◆ DATA EXTRACT
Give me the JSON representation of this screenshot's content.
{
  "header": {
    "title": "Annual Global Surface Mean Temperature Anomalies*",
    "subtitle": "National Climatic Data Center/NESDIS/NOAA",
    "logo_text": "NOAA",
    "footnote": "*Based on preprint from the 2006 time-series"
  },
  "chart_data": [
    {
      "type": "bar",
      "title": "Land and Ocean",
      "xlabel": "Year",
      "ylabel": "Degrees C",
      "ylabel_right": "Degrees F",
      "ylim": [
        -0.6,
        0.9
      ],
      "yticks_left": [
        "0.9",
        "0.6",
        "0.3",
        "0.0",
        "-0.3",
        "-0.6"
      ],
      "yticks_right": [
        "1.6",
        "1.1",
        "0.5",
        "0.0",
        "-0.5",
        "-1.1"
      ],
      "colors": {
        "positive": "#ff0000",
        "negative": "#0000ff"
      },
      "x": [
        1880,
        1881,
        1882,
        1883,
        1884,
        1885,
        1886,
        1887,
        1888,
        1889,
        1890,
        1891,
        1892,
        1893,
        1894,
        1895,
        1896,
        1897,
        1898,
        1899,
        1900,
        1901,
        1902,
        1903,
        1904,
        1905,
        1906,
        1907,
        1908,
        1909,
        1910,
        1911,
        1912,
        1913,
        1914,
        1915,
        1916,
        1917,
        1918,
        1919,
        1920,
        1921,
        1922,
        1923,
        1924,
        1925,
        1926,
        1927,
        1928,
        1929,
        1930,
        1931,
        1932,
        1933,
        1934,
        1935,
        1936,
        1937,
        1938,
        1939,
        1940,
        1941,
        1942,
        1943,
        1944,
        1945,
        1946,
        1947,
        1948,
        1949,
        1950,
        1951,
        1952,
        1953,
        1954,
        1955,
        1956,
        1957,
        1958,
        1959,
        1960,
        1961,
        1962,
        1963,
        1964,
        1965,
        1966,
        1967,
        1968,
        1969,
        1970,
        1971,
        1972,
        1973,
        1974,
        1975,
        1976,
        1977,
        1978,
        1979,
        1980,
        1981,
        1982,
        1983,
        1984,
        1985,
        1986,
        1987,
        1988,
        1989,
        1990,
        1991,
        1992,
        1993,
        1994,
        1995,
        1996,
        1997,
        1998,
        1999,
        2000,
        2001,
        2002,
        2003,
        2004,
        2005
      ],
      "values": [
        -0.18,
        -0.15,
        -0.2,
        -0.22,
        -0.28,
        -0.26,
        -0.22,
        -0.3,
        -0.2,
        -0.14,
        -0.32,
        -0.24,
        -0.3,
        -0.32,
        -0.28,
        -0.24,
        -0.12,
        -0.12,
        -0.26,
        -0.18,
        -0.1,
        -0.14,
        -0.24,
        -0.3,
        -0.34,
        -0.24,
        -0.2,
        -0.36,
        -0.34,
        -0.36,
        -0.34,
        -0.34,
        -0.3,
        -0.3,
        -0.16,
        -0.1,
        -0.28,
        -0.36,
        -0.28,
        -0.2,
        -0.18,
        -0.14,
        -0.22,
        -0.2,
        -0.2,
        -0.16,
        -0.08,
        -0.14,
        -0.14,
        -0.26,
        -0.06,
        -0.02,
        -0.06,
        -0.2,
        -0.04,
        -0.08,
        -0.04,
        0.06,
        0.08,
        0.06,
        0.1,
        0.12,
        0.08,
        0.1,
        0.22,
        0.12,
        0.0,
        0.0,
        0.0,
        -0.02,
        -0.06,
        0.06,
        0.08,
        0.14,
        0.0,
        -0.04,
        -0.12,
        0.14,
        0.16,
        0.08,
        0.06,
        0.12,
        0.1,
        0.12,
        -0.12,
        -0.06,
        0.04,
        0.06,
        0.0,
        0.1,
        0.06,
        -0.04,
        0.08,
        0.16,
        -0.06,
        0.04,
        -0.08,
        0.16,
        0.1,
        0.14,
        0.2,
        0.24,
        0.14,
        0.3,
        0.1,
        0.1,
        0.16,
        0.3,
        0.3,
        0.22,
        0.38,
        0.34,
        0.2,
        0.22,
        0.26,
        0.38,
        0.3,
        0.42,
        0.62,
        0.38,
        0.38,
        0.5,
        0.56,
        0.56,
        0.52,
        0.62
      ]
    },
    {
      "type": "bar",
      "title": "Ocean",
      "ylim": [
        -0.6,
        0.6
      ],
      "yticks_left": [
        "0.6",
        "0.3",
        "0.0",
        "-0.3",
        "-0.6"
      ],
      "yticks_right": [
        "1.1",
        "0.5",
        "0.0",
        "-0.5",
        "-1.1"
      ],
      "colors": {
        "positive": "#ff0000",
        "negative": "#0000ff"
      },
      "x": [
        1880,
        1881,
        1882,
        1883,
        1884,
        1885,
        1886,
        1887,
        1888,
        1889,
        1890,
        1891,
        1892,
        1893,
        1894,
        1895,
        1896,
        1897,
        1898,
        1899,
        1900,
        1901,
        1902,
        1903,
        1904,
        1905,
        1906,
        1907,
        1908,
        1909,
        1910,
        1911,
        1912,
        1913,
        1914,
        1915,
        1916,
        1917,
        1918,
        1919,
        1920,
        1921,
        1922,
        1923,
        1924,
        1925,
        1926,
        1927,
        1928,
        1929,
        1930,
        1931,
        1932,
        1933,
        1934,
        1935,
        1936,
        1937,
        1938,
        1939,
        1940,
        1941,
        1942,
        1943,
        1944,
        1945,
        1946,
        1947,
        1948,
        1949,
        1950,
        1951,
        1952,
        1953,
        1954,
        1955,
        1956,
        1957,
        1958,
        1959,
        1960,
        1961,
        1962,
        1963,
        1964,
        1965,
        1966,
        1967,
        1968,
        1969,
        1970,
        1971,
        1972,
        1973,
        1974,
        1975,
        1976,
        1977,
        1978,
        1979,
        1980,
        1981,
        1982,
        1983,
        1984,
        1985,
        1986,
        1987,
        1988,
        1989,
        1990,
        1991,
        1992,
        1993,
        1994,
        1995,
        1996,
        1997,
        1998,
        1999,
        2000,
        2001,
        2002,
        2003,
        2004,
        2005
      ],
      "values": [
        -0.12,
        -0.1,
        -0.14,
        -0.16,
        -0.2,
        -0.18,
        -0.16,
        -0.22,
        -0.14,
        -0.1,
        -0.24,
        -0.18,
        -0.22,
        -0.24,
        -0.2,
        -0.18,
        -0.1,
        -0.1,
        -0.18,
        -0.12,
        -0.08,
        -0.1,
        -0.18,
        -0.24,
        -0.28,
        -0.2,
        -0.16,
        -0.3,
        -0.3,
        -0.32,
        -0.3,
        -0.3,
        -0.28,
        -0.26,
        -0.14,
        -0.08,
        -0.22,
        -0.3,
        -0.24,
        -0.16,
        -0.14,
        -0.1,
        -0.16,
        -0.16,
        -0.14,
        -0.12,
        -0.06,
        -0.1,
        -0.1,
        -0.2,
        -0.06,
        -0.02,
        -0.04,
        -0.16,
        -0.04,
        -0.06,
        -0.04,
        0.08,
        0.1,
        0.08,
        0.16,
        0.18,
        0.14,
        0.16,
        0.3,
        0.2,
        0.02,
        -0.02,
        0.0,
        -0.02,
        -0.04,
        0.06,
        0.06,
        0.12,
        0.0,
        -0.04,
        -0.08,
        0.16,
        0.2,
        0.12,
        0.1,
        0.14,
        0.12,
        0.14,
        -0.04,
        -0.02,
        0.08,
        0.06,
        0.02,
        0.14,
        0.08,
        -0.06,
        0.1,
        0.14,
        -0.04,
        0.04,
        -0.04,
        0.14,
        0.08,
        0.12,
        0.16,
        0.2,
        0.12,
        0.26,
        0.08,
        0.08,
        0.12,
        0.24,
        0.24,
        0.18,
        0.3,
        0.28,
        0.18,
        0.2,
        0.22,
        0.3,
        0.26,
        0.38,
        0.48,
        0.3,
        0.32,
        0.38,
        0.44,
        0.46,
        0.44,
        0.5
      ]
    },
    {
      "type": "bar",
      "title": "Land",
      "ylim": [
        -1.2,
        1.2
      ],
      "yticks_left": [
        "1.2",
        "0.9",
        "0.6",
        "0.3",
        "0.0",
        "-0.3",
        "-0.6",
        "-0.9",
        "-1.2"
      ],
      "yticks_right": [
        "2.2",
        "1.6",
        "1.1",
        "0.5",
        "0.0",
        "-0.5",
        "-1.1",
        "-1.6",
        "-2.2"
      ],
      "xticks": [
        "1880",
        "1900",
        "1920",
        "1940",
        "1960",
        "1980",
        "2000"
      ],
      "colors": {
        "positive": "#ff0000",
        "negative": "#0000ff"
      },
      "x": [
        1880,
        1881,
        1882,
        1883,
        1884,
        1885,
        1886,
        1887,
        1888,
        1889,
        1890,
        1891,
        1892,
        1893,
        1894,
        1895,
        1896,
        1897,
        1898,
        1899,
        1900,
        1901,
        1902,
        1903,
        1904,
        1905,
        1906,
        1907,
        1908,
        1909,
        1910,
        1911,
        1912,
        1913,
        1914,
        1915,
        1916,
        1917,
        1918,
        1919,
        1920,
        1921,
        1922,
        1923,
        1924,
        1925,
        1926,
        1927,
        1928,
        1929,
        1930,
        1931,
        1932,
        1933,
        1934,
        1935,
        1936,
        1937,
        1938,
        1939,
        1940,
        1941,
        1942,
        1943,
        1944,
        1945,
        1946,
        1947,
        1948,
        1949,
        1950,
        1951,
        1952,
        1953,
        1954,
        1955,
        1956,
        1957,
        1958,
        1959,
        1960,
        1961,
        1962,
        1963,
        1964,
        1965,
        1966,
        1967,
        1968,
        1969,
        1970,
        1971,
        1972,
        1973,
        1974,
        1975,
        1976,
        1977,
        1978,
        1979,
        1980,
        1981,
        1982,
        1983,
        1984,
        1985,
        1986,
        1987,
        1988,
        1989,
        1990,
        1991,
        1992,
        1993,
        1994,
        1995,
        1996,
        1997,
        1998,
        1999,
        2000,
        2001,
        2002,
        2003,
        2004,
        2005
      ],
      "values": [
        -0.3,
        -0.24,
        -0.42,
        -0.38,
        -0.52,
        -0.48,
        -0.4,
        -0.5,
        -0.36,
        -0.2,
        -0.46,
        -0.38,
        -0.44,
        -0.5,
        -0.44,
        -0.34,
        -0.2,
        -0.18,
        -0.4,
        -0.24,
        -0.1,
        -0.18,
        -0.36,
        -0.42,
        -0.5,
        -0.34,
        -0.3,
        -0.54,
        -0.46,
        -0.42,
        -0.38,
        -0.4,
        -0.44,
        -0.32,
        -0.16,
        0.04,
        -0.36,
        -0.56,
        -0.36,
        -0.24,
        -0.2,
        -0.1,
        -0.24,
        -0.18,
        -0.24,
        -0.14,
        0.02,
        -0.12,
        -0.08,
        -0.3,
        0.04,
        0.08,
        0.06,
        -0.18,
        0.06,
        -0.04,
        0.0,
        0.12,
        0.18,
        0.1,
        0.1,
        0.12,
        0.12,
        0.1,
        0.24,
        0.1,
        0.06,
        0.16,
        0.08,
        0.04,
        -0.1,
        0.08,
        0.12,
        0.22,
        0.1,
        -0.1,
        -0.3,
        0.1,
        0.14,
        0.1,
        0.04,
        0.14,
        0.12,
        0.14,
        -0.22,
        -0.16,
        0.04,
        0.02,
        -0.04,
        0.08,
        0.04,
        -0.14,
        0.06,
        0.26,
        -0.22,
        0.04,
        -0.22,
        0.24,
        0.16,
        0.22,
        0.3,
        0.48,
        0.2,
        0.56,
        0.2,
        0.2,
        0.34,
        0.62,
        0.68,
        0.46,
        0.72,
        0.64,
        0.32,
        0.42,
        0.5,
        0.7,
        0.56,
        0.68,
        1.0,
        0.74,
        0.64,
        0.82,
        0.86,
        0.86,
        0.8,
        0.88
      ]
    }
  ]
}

◆ WHAT IS NEEDED
State how many lines of the material contain the string "Degrees", with no other words.

◆ WRITTEN ANSWER
2